= GIVEN EXERCISE =
Copy the data word for word, keeping every line.

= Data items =

= = = = = = =

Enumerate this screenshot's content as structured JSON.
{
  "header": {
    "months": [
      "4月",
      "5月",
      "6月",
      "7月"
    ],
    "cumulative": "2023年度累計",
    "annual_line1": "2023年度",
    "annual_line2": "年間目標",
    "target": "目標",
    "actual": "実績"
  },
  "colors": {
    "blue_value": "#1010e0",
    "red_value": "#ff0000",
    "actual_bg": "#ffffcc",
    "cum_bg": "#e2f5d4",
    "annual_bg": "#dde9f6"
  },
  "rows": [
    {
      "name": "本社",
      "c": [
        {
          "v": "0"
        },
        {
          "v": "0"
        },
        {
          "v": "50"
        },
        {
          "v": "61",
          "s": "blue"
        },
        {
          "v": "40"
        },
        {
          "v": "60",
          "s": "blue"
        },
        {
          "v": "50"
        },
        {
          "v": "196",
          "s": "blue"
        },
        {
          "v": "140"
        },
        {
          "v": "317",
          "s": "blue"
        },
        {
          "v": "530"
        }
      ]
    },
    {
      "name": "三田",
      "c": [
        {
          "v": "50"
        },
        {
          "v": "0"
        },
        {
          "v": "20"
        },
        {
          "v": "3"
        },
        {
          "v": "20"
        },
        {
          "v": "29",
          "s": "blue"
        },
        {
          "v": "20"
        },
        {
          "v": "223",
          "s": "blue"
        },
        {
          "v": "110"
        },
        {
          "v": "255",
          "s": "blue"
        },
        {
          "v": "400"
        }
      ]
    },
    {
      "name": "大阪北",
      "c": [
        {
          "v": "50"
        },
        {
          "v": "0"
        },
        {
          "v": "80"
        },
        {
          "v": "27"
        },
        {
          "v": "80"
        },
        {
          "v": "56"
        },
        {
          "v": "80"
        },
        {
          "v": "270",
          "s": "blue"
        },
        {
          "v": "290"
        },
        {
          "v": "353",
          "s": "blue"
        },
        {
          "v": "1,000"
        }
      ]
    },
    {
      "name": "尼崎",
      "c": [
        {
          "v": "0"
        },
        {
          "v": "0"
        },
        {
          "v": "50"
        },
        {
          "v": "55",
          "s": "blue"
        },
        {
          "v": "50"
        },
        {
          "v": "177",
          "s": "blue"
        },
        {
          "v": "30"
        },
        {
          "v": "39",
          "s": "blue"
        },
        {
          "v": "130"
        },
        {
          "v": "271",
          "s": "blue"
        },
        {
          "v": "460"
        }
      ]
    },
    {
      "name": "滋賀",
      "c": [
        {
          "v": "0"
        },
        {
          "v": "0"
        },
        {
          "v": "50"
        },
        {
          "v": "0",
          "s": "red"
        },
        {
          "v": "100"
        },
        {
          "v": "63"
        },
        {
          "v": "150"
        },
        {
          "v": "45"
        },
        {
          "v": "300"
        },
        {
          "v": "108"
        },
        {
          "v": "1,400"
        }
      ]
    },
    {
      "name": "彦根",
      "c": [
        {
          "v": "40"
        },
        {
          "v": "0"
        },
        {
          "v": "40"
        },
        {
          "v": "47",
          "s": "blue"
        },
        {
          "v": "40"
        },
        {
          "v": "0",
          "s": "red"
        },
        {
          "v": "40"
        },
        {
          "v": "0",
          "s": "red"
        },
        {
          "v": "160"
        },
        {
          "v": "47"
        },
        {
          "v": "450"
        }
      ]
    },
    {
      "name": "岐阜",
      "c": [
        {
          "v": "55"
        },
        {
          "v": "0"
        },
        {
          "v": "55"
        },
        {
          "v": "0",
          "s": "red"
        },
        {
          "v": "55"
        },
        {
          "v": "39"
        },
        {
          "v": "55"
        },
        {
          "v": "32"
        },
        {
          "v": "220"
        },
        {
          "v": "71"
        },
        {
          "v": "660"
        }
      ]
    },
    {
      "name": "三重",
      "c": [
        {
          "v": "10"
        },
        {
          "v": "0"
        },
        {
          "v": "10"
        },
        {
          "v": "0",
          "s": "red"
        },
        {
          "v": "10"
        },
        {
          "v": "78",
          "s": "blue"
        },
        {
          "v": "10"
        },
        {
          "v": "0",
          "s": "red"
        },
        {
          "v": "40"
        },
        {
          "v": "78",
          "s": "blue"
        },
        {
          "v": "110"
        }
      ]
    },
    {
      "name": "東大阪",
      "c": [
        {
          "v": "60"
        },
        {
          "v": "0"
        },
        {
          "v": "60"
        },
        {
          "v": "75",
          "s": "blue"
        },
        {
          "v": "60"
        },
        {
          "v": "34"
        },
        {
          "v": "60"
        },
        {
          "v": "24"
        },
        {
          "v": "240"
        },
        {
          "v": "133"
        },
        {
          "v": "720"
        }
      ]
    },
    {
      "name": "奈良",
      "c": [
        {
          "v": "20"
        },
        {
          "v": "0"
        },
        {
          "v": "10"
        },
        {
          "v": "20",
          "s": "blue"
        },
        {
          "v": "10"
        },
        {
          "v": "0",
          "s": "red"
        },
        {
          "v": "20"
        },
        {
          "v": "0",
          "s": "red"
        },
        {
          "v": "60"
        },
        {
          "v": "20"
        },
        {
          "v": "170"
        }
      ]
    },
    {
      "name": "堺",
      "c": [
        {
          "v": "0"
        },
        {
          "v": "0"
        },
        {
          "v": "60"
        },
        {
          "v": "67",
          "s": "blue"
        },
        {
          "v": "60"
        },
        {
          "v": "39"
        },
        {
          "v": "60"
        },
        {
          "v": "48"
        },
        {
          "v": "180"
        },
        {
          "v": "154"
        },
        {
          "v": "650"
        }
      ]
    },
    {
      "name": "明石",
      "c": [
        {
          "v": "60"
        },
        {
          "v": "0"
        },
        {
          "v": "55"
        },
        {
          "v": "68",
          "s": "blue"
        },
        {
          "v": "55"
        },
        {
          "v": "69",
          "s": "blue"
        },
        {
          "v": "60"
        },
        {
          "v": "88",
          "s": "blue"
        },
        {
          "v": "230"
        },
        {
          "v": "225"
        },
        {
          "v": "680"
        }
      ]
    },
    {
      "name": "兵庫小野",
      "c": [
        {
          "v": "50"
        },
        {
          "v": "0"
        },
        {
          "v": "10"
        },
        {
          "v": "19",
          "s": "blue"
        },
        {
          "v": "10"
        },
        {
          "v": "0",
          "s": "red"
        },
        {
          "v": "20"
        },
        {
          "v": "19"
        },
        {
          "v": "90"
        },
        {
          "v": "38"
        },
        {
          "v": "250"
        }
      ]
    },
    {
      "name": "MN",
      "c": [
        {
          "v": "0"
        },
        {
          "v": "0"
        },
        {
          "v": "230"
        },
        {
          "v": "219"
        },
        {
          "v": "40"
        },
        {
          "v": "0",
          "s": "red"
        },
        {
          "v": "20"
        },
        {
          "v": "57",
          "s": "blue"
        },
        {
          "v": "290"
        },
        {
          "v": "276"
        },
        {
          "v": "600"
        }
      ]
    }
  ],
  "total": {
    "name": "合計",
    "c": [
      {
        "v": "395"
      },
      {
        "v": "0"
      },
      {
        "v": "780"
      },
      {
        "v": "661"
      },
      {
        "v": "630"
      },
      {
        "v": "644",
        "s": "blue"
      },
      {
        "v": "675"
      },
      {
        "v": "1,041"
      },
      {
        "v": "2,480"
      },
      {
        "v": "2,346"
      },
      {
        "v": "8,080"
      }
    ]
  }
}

= = = = = = =

= CORRECT ANSWER =
Enumerate this screenshot's content as structured JSON.
{
  "header": {
    "months": [
      "4月",
      "5月",
      "6月",
      "7月"
    ],
    "cumulative": "2023年度累計",
    "annual_line1": "2023年度",
    "annual_line2": "年間目標",
    "target": "目標",
    "actual": "実績"
  },
  "colors": {
    "blue_value": "#1010e0",
    "red_value": "#ff0000",
    "actual_bg": "#ffffcc",
    "cum_bg": "#e2f5d4",
    "annual_bg": "#dde9f6"
  },
  "rows": [
    {
      "name": "本社",
      "c": [
        {
          "v": "0"
        },
        {
          "v": "0"
        },
        {
          "v": "50"
        },
        {
          "v": "61",
          "s": "blue"
        },
        {
          "v": "40"
        },
        {
          "v": "60",
          "s": "blue"
        },
        {
          "v": "50"
        },
        {
          "v": "196",
          "s": "blue"
        },
        {
          "v": "140"
        },
        {
          "v": "317",
          "s": "blue"
        },
        {
          "v": "530"
        }
      ]
    },
    {
      "name": "三田",
      "c": [
        {
          "v": "50"
        },
        {
          "v": "0"
        },
        {
          "v": "20"
        },
        {
          "v": "3"
        },
        {
          "v": "20"
        },
        {
          "v": "29",
          "s": "blue"
        },
        {
          "v": "20"
        },
        {
          "v": "223",
          "s": "blue"
        },
        {
          "v": "110"
        },
        {
          "v": "255",
          "s": "blue"
        },
        {
          "v": "400"
        }
      ]
    },
    {
      "name": "大阪北",
      "c": [
        {
          "v": "50"
        },
        {
          "v": "0"
        },
        {
          "v": "80"
        },
        {
          "v": "27"
        },
        {
          "v": "80"
        },
        {
          "v": "56"
        },
        {
          "v": "80"
        },
        {
          "v": "270",
          "s": "blue"
        },
        {
          "v": "290"
        },
        {
          "v": "353",
          "s": "blue"
        },
        {
          "v": "1,000"
        }
      ]
    },
    {
      "name": "尼崎",
      "c": [
        {
          "v": "0"
        },
        {
          "v": "0"
        },
        {
          "v": "50"
        },
        {
          "v": "55",
          "s": "blue"
        },
        {
          "v": "50"
        },
        {
          "v": "177",
          "s": "blue"
        },
        {
          "v": "30"
        },
        {
          "v": "39",
          "s": "blue"
        },
        {
          "v": "130"
        },
        {
          "v": "271",
          "s": "blue"
        },
        {
          "v": "460"
        }
      ]
    },
    {
      "name": "滋賀",
      "c": [
        {
          "v": "0"
        },
        {
          "v": "0"
        },
        {
          "v": "50"
        },
        {
          "v": "0",
          "s": "red"
        },
        {
          "v": "100"
        },
        {
          "v": "63"
        },
        {
          "v": "150"
        },
        {
          "v": "45"
        },
        {
          "v": "300"
        },
        {
          "v": "108"
        },
        {
          "v": "1,400"
        }
      ]
    },
    {
      "name": "彦根",
      "c": [
        {
          "v": "40"
        },
        {
          "v": "0"
        },
        {
          "v": "40"
        },
        {
          "v": "47",
          "s": "blue"
        },
        {
          "v": "40"
        },
        {
          "v": "0",
          "s": "red"
        },
        {
          "v": "40"
        },
        {
          "v": "0",
          "s": "red"
        },
        {
          "v": "160"
        },
        {
          "v": "47"
        },
        {
          "v": "450"
        }
      ]
    },
    {
      "name": "岐阜",
      "c": [
        {
          "v": "55"
        },
        {
          "v": "0"
        },
        {
          "v": "55"
        },
        {
          "v": "0",
          "s": "red"
        },
        {
          "v": "55"
        },
        {
          "v": "39"
        },
        {
          "v": "55"
        },
        {
          "v": "32"
        },
        {
          "v": "220"
        },
        {
          "v": "71"
        },
        {
          "v": "660"
        }
      ]
    },
    {
      "name": "三重",
      "c": [
        {
          "v": "10"
        },
        {
          "v": "0"
        },
        {
          "v": "10"
        },
        {
          "v": "0",
          "s": "red"
        },
        {
          "v": "10"
        },
        {
          "v": "78",
          "s": "blue"
        },
        {
          "v": "10"
        },
        {
          "v": "0",
          "s": "red"
        },
        {
          "v": "40"
        },
        {
          "v": "78",
          "s": "blue"
        },
        {
          "v": "110"
        }
      ]
    },
    {
      "name": "東大阪",
      "c": [
        {
          "v": "60"
        },
        {
          "v": "0"
        },
        {
          "v": "60"
        },
        {
          "v": "75",
          "s": "blue"
        },
        {
          "v": "60"
        },
        {
          "v": "34"
        },
        {
          "v": "60"
        },
        {
          "v": "24"
        },
        {
          "v": "240"
        },
        {
          "v": "133"
        },
        {
          "v": "720"
        }
      ]
    },
    {
      "name": "奈良",
      "c": [
        {
          "v": "20"
        },
        {
          "v": "0"
        },
        {
          "v": "10"
        },
        {
          "v": "20",
          "s": "blue"
        },
        {
          "v": "10"
        },
        {
          "v": "0",
          "s": "red"
        },
        {
          "v": "20"
        },
        {
          "v": "0",
          "s": "red"
        },
        {
          "v": "60"
        },
        {
          "v": "20"
        },
        {
          "v": "170"
        }
      ]
    },
    {
      "name": "堺",
      "c": [
        {
          "v": "0"
        },
        {
          "v": "0"
        },
        {
          "v": "60"
        },
        {
          "v": "67",
          "s": "blue"
        },
        {
          "v": "60"
        },
        {
          "v": "39"
        },
        {
          "v": "60"
        },
        {
          "v": "48"
        },
        {
          "v": "180"
        },
        {
          "v": "154"
        },
        {
          "v": "650"
        }
      ]
    },
    {
      "name": "明石",
      "c": [
        {
          "v": "60"
        },
        {
          "v": "0"
        },
        {
          "v": "55"
        },
        {
          "v": "68",
          "s": "blue"
        },
        {
          "v": "55"
        },
        {
          "v": "69",
          "s": "blue"
        },
        {
          "v": "60"
        },
        {
          "v": "88",
          "s": "blue"
        },
        {
          "v": "230"
        },
        {
          "v": "225"
        },
        {
          "v": "680"
        }
      ]
    },
    {
      "name": "兵庫小野",
      "c": [
        {
          "v": "50"
        },
        {
          "v": "0"
        },
        {
          "v": "10"
        },
        {
          "v": "19",
          "s": "blue"
        },
        {
          "v": "10"
        },
        {
          "v": "0",
          "s": "red"
        },
        {
          "v": "20"
        },
        {
          "v": "19"
        },
        {
          "v": "90"
        },
        {
          "v": "38"
        },
        {
          "v": "250"
        }
      ]
    },
    {
      "name": "MN",
      "c": [
        {
          "v": "0"
        },
        {
          "v": "0"
        },
        {
          "v": "230"
        },
        {
          "v": "219"
        },
        {
          "v": "40"
        },
        {
          "v": "0",
          "s": "red"
        },
        {
          "v": "20"
        },
        {
          "v": "57",
          "s": "blue"
        },
        {
          "v": "290"
        },
        {
          "v": "276"
        },
        {
          "v": "600"
        }
      ]
    }
  ],
  "total": {
    "name": "合計",
    "c": [
      {
        "v": "395"
      },
      {
        "v": "0"
      },
      {
        "v": "780"
      },
      {
        "v": "661"
      },
      {
        "v": "630"
      },
      {
        "v": "644",
        "s": "blue"
      },
      {
        "v": "675"
      },
      {
        "v": "1,041"
      },
      {
        "v": "2,480"
      },
      {
        "v": "2,346"
      },
      {
        "v": "8,080"
      }
    ]
  }
}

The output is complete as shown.